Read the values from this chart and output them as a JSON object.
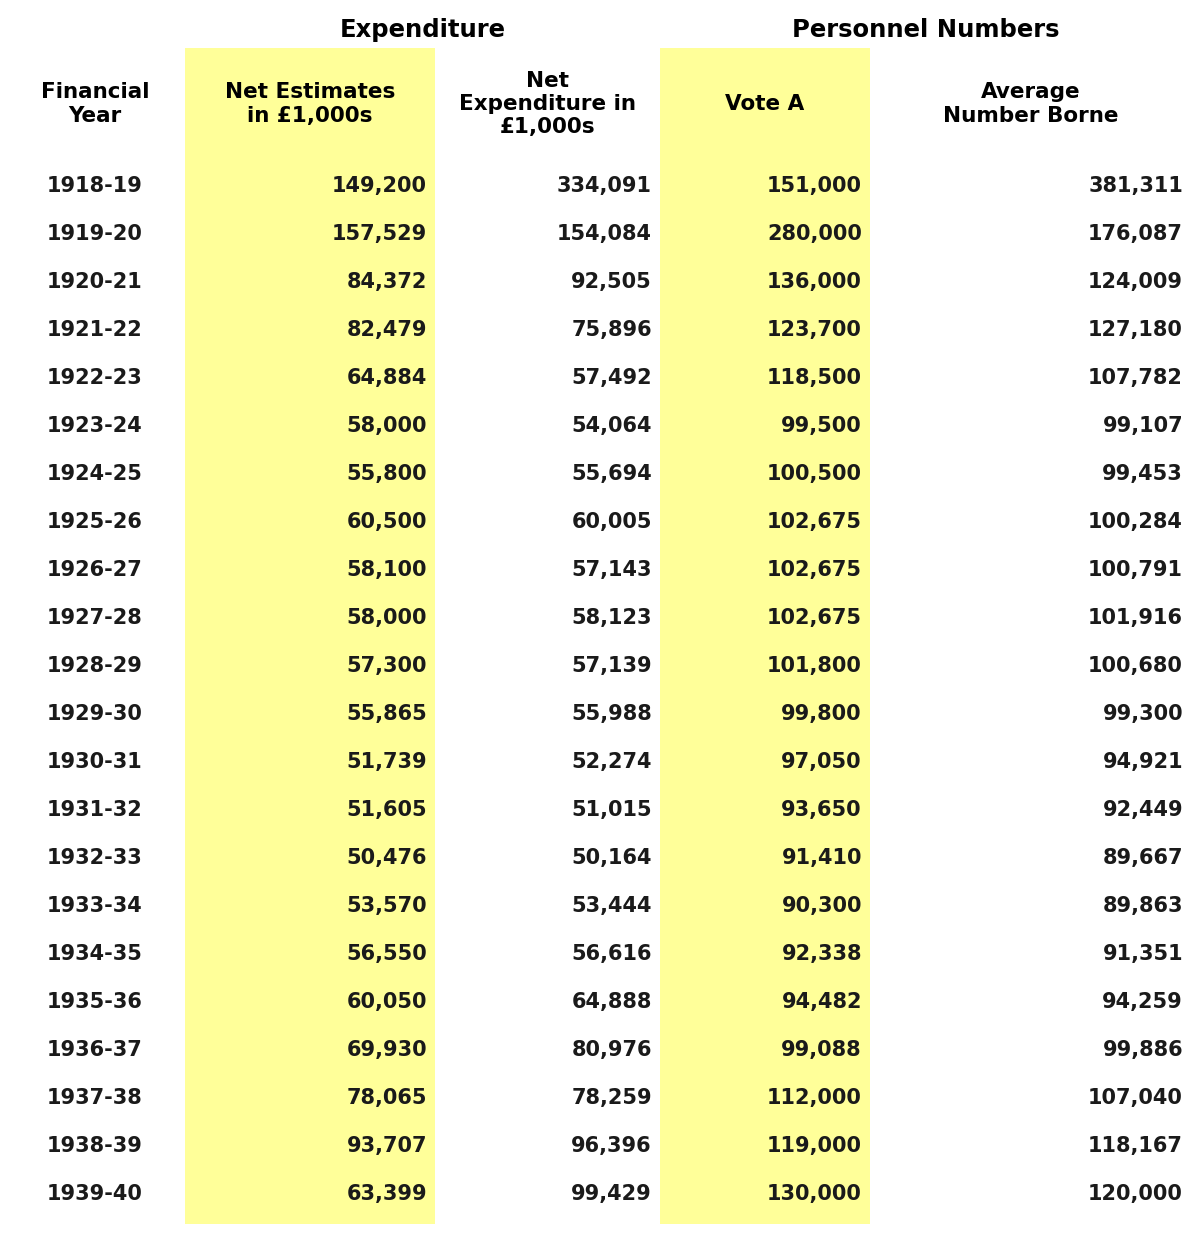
{
  "title_expenditure": "Expenditure",
  "title_personnel": "Personnel Numbers",
  "col_headers": [
    "Financial\nYear",
    "Net Estimates\nin £1,000s",
    "Net\nExpenditure in\n£1,000s",
    "Vote A",
    "Average\nNumber Borne"
  ],
  "rows": [
    [
      "1918-19",
      "149,200",
      "334,091",
      "151,000",
      "381,311"
    ],
    [
      "1919-20",
      "157,529",
      "154,084",
      "280,000",
      "176,087"
    ],
    [
      "1920-21",
      "84,372",
      "92,505",
      "136,000",
      "124,009"
    ],
    [
      "1921-22",
      "82,479",
      "75,896",
      "123,700",
      "127,180"
    ],
    [
      "1922-23",
      "64,884",
      "57,492",
      "118,500",
      "107,782"
    ],
    [
      "1923-24",
      "58,000",
      "54,064",
      "99,500",
      "99,107"
    ],
    [
      "1924-25",
      "55,800",
      "55,694",
      "100,500",
      "99,453"
    ],
    [
      "1925-26",
      "60,500",
      "60,005",
      "102,675",
      "100,284"
    ],
    [
      "1926-27",
      "58,100",
      "57,143",
      "102,675",
      "100,791"
    ],
    [
      "1927-28",
      "58,000",
      "58,123",
      "102,675",
      "101,916"
    ],
    [
      "1928-29",
      "57,300",
      "57,139",
      "101,800",
      "100,680"
    ],
    [
      "1929-30",
      "55,865",
      "55,988",
      "99,800",
      "99,300"
    ],
    [
      "1930-31",
      "51,739",
      "52,274",
      "97,050",
      "94,921"
    ],
    [
      "1931-32",
      "51,605",
      "51,015",
      "93,650",
      "92,449"
    ],
    [
      "1932-33",
      "50,476",
      "50,164",
      "91,410",
      "89,667"
    ],
    [
      "1933-34",
      "53,570",
      "53,444",
      "90,300",
      "89,863"
    ],
    [
      "1934-35",
      "56,550",
      "56,616",
      "92,338",
      "91,351"
    ],
    [
      "1935-36",
      "60,050",
      "64,888",
      "94,482",
      "94,259"
    ],
    [
      "1936-37",
      "69,930",
      "80,976",
      "99,088",
      "99,886"
    ],
    [
      "1937-38",
      "78,065",
      "78,259",
      "112,000",
      "107,040"
    ],
    [
      "1938-39",
      "93,707",
      "96,396",
      "119,000",
      "118,167"
    ],
    [
      "1939-40",
      "63,399",
      "99,429",
      "130,000",
      "120,000"
    ]
  ],
  "yellow_color": "#FFFF99",
  "bg_color": "#FFFFFF",
  "text_color": "#1a1a1a",
  "header_color": "#000000",
  "font_size_data": 15.0,
  "font_size_header": 15.5,
  "font_size_title": 17.5
}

**GIVEN EXERCISE**
Give all the entries again exactly, dropping each picture.

**SOLUTION TO THIS PROBLEM**
Read the values from this chart and output them as a JSON object.
{
  "title_expenditure": "Expenditure",
  "title_personnel": "Personnel Numbers",
  "col_headers": [
    "Financial\nYear",
    "Net Estimates\nin £1,000s",
    "Net\nExpenditure in\n£1,000s",
    "Vote A",
    "Average\nNumber Borne"
  ],
  "rows": [
    [
      "1918-19",
      "149,200",
      "334,091",
      "151,000",
      "381,311"
    ],
    [
      "1919-20",
      "157,529",
      "154,084",
      "280,000",
      "176,087"
    ],
    [
      "1920-21",
      "84,372",
      "92,505",
      "136,000",
      "124,009"
    ],
    [
      "1921-22",
      "82,479",
      "75,896",
      "123,700",
      "127,180"
    ],
    [
      "1922-23",
      "64,884",
      "57,492",
      "118,500",
      "107,782"
    ],
    [
      "1923-24",
      "58,000",
      "54,064",
      "99,500",
      "99,107"
    ],
    [
      "1924-25",
      "55,800",
      "55,694",
      "100,500",
      "99,453"
    ],
    [
      "1925-26",
      "60,500",
      "60,005",
      "102,675",
      "100,284"
    ],
    [
      "1926-27",
      "58,100",
      "57,143",
      "102,675",
      "100,791"
    ],
    [
      "1927-28",
      "58,000",
      "58,123",
      "102,675",
      "101,916"
    ],
    [
      "1928-29",
      "57,300",
      "57,139",
      "101,800",
      "100,680"
    ],
    [
      "1929-30",
      "55,865",
      "55,988",
      "99,800",
      "99,300"
    ],
    [
      "1930-31",
      "51,739",
      "52,274",
      "97,050",
      "94,921"
    ],
    [
      "1931-32",
      "51,605",
      "51,015",
      "93,650",
      "92,449"
    ],
    [
      "1932-33",
      "50,476",
      "50,164",
      "91,410",
      "89,667"
    ],
    [
      "1933-34",
      "53,570",
      "53,444",
      "90,300",
      "89,863"
    ],
    [
      "1934-35",
      "56,550",
      "56,616",
      "92,338",
      "91,351"
    ],
    [
      "1935-36",
      "60,050",
      "64,888",
      "94,482",
      "94,259"
    ],
    [
      "1936-37",
      "69,930",
      "80,976",
      "99,088",
      "99,886"
    ],
    [
      "1937-38",
      "78,065",
      "78,259",
      "112,000",
      "107,040"
    ],
    [
      "1938-39",
      "93,707",
      "96,396",
      "119,000",
      "118,167"
    ],
    [
      "1939-40",
      "63,399",
      "99,429",
      "130,000",
      "120,000"
    ]
  ],
  "yellow_color": "#FFFF99",
  "bg_color": "#FFFFFF",
  "text_color": "#1a1a1a",
  "header_color": "#000000",
  "font_size_data": 15.0,
  "font_size_header": 15.5,
  "font_size_title": 17.5
}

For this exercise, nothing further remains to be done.